---- Supplied data
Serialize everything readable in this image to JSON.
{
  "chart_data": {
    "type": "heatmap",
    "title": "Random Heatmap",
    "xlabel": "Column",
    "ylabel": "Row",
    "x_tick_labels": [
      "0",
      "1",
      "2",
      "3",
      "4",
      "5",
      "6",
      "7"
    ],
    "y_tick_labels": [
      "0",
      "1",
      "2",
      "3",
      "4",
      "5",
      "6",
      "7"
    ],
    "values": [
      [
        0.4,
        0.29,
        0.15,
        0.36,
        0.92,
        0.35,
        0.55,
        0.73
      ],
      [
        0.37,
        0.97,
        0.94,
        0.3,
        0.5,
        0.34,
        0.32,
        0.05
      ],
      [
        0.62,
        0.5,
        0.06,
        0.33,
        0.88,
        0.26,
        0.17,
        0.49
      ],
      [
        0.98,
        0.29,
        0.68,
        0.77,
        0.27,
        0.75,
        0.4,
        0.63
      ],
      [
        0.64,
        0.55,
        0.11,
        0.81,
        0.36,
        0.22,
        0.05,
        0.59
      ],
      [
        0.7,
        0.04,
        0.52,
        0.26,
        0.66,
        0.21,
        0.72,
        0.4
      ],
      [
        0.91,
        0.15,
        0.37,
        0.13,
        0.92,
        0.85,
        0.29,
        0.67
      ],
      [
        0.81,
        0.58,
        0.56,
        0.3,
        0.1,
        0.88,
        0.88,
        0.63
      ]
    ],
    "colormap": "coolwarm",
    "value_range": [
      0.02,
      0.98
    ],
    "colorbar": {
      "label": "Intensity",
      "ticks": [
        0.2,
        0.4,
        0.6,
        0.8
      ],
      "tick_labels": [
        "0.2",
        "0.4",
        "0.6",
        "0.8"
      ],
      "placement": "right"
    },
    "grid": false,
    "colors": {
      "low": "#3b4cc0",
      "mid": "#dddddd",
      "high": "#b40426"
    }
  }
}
--------
### Given problem
Copy out each line above, character for character.

### The completed task
Serialize everything readable in this image to JSON.
{
  "chart_data": {
    "type": "heatmap",
    "title": "Random Heatmap",
    "xlabel": "Column",
    "ylabel": "Row",
    "x_tick_labels": [
      "0",
      "1",
      "2",
      "3",
      "4",
      "5",
      "6",
      "7"
    ],
    "y_tick_labels": [
      "0",
      "1",
      "2",
      "3",
      "4",
      "5",
      "6",
      "7"
    ],
    "values": [
      [
        0.4,
        0.29,
        0.15,
        0.36,
        0.92,
        0.35,
        0.55,
        0.73
      ],
      [
        0.37,
        0.97,
        0.94,
        0.3,
        0.5,
        0.34,
        0.32,
        0.05
      ],
      [
        0.62,
        0.5,
        0.06,
        0.33,
        0.88,
        0.26,
        0.17,
        0.49
      ],
      [
        0.98,
        0.29,
        0.68,
        0.77,
        0.27,
        0.75,
        0.4,
        0.63
      ],
      [
        0.64,
        0.55,
        0.11,
        0.81,
        0.36,
        0.22,
        0.05,
        0.59
      ],
      [
        0.7,
        0.04,
        0.52,
        0.26,
        0.66,
        0.21,
        0.72,
        0.4
      ],
      [
        0.91,
        0.15,
        0.37,
        0.13,
        0.92,
        0.85,
        0.29,
        0.67
      ],
      [
        0.81,
        0.58,
        0.56,
        0.3,
        0.1,
        0.88,
        0.88,
        0.63
      ]
    ],
    "colormap": "coolwarm",
    "value_range": [
      0.02,
      0.98
    ],
    "colorbar": {
      "label": "Intensity",
      "ticks": [
        0.2,
        0.4,
        0.6,
        0.8
      ],
      "tick_labels": [
        "0.2",
        "0.4",
        "0.6",
        "0.8"
      ],
      "placement": "right"
    },
    "grid": false,
    "colors": {
      "low": "#3b4cc0",
      "mid": "#dddddd",
      "high": "#b40426"
    }
  }
}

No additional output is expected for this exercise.